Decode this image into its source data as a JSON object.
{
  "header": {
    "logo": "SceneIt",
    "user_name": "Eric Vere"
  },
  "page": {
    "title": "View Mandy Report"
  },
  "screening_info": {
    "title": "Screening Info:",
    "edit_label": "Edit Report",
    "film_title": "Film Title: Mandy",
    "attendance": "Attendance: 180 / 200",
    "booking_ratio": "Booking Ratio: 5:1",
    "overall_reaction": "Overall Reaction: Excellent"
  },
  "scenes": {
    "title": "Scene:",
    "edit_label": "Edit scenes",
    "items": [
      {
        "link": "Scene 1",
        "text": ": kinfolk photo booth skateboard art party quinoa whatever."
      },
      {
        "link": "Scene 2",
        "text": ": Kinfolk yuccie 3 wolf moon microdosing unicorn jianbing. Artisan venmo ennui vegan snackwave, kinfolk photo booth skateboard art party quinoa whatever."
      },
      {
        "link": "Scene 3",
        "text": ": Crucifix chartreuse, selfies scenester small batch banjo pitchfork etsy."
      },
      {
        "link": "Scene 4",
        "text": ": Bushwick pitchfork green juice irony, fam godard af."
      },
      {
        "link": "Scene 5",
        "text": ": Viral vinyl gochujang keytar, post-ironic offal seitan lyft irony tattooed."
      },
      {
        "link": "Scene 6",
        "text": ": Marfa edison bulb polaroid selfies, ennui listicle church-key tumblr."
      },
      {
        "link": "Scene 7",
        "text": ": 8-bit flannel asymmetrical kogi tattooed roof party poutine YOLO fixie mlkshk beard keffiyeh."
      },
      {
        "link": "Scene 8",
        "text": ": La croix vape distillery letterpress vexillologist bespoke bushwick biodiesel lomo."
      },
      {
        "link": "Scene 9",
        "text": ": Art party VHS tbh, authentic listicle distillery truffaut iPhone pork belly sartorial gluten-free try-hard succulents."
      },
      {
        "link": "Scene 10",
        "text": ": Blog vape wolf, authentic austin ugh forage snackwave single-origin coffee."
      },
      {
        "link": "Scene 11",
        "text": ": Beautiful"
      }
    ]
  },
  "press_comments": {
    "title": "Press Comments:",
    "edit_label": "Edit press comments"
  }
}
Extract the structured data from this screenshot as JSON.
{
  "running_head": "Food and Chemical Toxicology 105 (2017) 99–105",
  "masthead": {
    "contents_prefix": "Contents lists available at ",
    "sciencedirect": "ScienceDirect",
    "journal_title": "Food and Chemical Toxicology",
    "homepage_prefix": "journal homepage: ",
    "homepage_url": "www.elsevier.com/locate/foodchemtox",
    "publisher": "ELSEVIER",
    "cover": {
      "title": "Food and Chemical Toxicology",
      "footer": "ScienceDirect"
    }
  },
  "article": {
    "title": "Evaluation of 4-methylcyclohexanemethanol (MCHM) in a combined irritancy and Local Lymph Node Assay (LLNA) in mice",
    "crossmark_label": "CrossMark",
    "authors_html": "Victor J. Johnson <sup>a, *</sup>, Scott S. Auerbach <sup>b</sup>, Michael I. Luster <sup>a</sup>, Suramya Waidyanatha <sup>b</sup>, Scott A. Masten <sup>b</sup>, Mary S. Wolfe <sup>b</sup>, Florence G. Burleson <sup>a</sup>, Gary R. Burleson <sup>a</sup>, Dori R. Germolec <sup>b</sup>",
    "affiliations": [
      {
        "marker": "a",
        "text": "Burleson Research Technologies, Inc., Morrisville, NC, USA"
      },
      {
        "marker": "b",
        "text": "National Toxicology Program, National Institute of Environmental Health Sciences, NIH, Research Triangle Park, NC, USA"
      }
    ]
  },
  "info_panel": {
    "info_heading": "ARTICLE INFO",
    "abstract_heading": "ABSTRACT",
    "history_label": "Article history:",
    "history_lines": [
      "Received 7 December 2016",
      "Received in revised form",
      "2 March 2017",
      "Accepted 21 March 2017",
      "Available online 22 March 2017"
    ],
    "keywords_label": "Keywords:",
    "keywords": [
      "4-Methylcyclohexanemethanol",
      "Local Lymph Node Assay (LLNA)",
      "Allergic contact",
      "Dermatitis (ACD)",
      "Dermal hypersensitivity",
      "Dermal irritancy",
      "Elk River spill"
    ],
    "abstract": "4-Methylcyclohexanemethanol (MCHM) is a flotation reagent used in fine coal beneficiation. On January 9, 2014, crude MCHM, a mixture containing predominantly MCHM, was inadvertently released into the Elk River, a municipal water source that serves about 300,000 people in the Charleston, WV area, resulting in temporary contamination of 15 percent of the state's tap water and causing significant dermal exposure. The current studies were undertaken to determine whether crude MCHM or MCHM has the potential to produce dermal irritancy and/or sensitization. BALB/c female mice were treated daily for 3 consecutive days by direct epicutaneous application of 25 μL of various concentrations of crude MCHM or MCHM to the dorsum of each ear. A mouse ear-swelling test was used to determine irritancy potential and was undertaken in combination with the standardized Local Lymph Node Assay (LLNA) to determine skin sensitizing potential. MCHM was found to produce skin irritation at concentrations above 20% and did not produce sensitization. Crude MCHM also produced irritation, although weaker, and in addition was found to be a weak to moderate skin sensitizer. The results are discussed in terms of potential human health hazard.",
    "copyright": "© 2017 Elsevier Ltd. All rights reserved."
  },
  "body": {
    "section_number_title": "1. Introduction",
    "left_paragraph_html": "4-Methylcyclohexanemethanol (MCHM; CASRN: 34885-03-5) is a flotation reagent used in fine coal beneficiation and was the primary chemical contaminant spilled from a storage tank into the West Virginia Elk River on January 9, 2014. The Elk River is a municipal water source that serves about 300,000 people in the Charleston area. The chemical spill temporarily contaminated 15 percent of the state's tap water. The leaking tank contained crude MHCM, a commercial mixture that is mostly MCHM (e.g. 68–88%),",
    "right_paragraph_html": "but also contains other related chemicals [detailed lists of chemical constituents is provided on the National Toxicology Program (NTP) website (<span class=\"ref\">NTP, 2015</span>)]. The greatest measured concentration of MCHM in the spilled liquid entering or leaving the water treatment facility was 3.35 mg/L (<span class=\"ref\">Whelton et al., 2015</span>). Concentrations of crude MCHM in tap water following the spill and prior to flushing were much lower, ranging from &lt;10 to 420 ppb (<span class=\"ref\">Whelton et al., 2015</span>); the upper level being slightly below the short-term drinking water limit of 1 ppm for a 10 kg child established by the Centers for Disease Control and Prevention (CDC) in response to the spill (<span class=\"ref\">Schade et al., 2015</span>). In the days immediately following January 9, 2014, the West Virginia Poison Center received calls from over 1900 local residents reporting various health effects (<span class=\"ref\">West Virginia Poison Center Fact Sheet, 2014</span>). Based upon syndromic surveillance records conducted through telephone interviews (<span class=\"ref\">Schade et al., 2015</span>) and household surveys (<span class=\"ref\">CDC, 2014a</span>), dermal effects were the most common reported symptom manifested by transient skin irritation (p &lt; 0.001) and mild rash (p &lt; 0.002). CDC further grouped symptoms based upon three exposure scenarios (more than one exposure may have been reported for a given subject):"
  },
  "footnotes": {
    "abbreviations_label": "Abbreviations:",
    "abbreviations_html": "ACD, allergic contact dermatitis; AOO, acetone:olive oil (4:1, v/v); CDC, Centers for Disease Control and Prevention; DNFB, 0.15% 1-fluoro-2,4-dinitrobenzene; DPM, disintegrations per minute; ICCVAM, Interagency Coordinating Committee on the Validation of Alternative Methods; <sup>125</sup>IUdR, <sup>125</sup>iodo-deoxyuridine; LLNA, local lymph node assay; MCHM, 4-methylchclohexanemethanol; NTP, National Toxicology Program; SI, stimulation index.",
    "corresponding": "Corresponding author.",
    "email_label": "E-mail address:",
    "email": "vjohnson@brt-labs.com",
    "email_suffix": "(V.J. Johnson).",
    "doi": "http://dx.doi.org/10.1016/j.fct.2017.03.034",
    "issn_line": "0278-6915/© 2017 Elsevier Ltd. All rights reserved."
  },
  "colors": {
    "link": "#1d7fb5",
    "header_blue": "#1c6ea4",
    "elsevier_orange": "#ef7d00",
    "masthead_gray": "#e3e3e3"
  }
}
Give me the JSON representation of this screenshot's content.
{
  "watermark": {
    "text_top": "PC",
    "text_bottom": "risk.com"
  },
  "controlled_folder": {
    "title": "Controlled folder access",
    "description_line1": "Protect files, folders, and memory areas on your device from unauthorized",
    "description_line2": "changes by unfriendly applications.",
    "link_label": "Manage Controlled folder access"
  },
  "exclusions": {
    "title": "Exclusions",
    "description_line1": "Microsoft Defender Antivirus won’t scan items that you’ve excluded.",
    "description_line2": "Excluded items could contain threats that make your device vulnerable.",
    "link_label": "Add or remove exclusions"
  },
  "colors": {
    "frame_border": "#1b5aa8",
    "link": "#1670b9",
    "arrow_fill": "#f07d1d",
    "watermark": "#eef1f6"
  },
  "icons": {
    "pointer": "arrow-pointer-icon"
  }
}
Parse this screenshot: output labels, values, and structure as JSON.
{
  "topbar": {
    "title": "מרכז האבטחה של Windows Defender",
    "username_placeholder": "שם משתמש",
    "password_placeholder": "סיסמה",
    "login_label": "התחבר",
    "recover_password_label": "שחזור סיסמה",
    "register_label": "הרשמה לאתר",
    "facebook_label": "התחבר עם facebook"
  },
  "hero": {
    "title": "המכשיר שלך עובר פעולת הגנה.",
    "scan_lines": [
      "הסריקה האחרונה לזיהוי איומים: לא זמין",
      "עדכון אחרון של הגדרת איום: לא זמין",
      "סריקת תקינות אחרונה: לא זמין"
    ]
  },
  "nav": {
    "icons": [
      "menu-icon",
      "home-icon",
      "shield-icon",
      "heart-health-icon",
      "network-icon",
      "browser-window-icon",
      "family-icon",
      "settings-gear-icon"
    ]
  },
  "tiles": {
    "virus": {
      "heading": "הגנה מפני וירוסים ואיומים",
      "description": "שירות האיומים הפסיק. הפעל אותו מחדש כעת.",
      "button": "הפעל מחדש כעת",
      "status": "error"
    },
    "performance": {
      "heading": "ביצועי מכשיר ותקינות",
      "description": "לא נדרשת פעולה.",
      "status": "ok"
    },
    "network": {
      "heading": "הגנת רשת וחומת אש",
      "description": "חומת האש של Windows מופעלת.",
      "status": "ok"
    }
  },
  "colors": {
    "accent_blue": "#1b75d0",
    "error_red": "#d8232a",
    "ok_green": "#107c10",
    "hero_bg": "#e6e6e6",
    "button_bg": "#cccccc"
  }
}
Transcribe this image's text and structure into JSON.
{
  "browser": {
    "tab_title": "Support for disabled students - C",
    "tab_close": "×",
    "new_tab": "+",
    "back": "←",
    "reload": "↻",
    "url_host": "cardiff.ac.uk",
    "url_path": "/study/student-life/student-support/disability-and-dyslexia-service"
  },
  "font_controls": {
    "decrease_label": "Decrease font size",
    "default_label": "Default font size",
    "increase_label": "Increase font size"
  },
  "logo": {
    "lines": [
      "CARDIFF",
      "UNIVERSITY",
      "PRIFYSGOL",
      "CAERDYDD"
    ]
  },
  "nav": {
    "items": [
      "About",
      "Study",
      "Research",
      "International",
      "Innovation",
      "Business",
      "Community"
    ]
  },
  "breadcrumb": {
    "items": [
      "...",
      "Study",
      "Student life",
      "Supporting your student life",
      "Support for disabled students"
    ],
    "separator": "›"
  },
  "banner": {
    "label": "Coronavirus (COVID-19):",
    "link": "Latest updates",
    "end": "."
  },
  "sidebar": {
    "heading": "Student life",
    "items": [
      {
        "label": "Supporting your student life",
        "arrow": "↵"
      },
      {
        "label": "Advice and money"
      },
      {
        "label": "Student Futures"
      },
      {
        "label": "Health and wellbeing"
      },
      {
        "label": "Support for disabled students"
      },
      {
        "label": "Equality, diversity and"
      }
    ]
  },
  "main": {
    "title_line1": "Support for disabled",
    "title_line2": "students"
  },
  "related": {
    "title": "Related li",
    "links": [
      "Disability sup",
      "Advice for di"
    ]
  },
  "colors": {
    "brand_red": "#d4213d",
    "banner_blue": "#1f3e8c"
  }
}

Instructions for the task:
Using the data above, work out how many lines include the word "image" and give only that number.

Written solution:
2